Stored data:
-- Begin --

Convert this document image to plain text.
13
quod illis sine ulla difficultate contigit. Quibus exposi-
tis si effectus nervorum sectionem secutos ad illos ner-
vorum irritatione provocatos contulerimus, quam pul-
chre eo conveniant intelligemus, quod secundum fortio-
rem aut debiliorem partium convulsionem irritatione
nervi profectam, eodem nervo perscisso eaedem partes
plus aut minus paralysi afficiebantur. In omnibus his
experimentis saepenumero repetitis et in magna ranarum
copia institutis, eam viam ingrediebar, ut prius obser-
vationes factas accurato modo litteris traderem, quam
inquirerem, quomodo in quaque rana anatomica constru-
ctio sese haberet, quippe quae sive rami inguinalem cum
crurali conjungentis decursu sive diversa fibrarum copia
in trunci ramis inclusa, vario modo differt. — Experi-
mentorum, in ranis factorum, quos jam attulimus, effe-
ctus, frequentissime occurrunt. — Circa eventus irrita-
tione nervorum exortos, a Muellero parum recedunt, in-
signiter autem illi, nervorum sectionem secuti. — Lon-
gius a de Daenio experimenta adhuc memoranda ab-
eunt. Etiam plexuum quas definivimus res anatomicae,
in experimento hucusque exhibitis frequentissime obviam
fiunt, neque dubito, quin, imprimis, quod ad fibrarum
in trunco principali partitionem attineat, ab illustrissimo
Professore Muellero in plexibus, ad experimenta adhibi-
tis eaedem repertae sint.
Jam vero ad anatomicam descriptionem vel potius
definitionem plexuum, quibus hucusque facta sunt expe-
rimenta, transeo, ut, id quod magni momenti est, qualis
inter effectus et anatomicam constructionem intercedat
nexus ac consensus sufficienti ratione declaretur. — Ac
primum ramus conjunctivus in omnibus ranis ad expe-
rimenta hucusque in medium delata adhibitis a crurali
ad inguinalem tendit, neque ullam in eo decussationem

-- End --

→ SHORT TASK
Reproduce each line holding the word "Muellero".

→ RESPONSE TO THE TASK
tione nervorum exortos, a Muellero parum recedunt, in-
Professore Muellero in plexibus, ad experimenta adhibi-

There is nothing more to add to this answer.